(Extracted data entries)
## Start

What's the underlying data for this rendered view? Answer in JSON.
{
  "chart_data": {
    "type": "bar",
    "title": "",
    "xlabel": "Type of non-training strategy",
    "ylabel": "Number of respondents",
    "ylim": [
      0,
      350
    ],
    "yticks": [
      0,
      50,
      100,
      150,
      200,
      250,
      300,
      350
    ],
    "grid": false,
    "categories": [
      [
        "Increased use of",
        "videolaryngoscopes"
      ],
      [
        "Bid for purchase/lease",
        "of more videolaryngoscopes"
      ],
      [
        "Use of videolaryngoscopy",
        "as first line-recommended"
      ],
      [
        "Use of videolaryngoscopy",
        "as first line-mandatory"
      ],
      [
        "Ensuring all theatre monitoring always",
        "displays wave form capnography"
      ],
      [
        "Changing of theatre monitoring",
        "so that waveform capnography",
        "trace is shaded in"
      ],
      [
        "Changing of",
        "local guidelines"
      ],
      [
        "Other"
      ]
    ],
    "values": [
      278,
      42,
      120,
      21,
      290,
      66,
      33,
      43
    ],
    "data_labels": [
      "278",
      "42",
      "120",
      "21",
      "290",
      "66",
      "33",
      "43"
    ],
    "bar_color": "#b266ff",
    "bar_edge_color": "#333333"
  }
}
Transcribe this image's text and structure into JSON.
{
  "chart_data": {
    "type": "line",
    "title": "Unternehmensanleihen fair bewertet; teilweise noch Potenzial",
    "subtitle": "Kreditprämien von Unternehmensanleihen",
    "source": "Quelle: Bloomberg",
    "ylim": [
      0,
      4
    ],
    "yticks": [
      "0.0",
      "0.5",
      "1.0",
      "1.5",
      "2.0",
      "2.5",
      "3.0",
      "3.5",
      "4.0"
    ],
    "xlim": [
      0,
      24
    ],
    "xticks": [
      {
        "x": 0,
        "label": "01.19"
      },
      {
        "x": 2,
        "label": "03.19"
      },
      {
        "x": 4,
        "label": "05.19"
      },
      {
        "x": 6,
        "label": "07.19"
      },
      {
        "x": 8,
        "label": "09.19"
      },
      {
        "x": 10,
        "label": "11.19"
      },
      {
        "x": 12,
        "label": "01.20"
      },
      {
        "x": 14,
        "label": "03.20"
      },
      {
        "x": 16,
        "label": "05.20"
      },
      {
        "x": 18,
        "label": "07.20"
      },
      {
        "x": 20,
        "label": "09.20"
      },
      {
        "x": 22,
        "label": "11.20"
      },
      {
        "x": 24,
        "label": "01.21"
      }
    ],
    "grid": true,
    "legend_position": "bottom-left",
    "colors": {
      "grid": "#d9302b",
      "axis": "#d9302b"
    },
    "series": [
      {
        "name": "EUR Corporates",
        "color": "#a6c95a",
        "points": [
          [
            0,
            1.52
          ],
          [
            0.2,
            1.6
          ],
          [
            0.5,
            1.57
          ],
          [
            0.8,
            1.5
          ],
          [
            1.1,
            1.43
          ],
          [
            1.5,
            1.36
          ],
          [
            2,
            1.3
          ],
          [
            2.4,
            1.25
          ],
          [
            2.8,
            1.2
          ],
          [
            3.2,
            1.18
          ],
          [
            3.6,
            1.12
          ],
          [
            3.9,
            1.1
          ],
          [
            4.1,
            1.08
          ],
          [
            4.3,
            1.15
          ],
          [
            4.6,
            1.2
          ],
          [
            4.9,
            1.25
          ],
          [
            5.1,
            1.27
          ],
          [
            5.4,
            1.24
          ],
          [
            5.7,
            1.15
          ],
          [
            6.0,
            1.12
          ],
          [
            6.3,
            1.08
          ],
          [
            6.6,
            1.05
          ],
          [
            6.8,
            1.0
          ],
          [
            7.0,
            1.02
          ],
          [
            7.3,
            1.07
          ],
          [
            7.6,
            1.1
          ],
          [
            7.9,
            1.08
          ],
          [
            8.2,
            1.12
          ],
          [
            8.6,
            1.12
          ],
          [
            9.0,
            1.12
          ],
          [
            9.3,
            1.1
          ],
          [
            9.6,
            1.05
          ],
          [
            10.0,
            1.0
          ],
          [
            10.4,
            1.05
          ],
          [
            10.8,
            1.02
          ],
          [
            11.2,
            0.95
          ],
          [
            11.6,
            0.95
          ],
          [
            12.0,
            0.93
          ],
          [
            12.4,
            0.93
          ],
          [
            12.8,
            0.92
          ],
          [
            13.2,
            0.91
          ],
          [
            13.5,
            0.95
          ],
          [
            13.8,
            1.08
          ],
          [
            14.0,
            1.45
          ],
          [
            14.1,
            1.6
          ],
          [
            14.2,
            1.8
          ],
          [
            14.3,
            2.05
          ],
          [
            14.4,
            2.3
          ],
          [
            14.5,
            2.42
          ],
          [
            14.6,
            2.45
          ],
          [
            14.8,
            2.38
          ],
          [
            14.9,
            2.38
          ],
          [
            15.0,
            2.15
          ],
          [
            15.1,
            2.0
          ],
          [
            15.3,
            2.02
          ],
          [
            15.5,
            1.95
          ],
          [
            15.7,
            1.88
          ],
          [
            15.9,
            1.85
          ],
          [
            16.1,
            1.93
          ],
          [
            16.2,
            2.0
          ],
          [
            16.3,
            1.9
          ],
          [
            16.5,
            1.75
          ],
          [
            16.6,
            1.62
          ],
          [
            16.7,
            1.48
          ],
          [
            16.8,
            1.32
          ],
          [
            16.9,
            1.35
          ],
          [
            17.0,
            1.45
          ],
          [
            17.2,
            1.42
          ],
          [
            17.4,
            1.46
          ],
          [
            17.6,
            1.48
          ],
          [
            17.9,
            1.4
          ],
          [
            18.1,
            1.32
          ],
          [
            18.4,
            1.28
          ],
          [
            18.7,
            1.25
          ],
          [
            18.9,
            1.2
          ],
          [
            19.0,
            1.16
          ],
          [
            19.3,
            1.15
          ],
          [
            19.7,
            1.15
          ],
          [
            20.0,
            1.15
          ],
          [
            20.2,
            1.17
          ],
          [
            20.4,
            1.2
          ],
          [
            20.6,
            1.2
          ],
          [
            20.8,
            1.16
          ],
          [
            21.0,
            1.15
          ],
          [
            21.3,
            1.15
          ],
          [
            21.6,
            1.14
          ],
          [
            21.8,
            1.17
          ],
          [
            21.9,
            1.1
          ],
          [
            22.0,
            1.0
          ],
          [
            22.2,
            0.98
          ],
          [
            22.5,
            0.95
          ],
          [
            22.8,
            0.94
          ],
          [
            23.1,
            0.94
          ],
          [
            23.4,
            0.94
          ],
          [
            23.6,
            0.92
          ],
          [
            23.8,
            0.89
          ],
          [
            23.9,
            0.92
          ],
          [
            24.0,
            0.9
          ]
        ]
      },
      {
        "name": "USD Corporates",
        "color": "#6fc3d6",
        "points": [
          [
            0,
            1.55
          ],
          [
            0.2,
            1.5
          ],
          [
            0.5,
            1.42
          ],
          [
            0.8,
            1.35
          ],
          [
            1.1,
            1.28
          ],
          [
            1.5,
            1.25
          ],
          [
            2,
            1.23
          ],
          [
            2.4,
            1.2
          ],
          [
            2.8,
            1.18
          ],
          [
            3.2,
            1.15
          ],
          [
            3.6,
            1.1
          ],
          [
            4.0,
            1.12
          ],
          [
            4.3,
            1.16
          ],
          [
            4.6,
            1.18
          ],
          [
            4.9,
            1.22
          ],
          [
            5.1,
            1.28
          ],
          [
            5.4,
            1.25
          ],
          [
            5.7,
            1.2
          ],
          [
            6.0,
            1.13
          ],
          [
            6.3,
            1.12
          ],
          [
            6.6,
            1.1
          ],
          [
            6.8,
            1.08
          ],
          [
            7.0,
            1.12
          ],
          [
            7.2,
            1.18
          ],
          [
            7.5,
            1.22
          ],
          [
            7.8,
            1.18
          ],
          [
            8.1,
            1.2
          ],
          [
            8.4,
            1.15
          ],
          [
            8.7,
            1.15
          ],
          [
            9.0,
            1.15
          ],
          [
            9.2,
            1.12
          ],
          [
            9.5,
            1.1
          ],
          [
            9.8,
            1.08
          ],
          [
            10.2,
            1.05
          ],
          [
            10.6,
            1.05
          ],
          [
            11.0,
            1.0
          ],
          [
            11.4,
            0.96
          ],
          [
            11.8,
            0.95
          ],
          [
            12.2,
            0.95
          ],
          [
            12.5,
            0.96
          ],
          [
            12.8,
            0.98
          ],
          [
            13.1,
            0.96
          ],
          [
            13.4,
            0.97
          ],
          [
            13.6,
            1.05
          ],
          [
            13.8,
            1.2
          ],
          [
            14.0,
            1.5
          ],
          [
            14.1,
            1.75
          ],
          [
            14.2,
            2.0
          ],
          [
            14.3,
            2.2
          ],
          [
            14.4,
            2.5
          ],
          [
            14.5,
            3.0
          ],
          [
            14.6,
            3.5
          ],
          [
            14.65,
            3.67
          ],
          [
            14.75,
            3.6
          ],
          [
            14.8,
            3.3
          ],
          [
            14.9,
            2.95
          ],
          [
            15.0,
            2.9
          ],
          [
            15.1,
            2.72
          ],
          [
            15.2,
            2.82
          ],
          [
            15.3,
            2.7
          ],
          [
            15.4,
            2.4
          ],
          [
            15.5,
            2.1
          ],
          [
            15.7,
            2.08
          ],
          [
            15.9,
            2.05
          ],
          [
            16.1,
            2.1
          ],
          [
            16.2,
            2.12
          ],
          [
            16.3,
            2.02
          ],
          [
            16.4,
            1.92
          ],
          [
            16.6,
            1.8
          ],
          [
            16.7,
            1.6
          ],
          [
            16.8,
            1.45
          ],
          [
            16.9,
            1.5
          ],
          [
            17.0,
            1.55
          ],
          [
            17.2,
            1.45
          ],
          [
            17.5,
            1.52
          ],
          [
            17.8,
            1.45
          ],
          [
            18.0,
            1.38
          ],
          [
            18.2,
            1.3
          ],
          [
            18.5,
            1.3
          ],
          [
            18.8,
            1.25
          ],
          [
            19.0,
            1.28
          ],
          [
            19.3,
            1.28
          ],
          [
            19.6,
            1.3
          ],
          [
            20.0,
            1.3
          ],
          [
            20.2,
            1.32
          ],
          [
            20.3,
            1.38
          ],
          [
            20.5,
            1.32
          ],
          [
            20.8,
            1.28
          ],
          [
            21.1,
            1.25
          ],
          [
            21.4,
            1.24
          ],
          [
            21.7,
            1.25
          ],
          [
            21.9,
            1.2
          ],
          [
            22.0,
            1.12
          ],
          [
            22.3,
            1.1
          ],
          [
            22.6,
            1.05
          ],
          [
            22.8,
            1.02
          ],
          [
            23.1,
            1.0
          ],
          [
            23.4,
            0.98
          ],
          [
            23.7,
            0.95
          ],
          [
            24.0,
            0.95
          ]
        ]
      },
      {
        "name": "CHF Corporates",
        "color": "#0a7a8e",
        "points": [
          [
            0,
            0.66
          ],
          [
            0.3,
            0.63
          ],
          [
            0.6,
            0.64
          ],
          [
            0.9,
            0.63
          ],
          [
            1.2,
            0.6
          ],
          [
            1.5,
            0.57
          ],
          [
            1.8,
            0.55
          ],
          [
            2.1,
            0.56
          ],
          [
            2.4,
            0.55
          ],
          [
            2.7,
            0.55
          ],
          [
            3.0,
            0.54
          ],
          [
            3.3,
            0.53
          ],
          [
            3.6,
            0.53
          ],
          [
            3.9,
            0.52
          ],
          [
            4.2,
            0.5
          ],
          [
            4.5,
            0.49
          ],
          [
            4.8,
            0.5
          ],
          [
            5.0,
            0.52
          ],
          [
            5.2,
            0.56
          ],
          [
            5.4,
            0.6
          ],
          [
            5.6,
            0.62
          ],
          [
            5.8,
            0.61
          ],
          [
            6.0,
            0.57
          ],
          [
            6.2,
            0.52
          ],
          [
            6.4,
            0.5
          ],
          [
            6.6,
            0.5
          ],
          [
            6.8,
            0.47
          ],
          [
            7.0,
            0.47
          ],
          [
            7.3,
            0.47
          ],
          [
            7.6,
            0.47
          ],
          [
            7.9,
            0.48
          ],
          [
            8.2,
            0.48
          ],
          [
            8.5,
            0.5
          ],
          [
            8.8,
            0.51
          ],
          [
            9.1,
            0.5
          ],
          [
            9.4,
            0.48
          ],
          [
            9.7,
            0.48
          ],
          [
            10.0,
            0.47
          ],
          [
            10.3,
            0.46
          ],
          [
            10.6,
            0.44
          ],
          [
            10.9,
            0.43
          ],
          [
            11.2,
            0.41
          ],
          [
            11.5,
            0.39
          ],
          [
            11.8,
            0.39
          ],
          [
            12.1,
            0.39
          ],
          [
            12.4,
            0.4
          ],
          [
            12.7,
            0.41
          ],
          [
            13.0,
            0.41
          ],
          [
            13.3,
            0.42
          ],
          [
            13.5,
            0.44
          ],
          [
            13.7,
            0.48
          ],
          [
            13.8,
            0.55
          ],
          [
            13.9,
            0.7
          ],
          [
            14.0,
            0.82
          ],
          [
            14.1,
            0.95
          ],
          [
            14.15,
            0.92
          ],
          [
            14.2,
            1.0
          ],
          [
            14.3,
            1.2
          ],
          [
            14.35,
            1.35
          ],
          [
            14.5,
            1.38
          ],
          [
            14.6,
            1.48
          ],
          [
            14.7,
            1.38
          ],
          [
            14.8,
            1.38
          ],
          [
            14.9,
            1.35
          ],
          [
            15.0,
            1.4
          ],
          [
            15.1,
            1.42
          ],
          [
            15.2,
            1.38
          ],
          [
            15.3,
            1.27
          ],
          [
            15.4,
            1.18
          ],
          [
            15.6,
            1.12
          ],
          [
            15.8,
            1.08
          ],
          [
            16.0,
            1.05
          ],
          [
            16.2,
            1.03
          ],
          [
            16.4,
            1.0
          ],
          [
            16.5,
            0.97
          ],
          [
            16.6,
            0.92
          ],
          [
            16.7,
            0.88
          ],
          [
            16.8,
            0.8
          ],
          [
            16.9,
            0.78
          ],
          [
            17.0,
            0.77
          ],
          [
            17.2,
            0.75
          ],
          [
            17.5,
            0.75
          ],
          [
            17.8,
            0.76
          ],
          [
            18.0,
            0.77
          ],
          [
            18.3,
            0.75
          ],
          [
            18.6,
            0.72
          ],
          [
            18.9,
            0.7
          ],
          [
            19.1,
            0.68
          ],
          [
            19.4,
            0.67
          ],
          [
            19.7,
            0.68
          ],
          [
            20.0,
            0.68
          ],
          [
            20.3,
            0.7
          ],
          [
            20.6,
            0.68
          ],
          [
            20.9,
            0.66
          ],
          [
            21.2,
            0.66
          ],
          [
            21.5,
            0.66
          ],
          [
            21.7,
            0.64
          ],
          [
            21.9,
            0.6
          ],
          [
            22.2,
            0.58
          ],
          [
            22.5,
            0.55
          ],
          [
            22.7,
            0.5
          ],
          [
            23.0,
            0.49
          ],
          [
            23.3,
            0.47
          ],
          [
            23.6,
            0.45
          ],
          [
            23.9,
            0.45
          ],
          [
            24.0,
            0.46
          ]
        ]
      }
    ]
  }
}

## End

What the task requires: Looking at the entries above, say how many lines contain the word "monitoring". Only the number is wanted.

Finished task: 2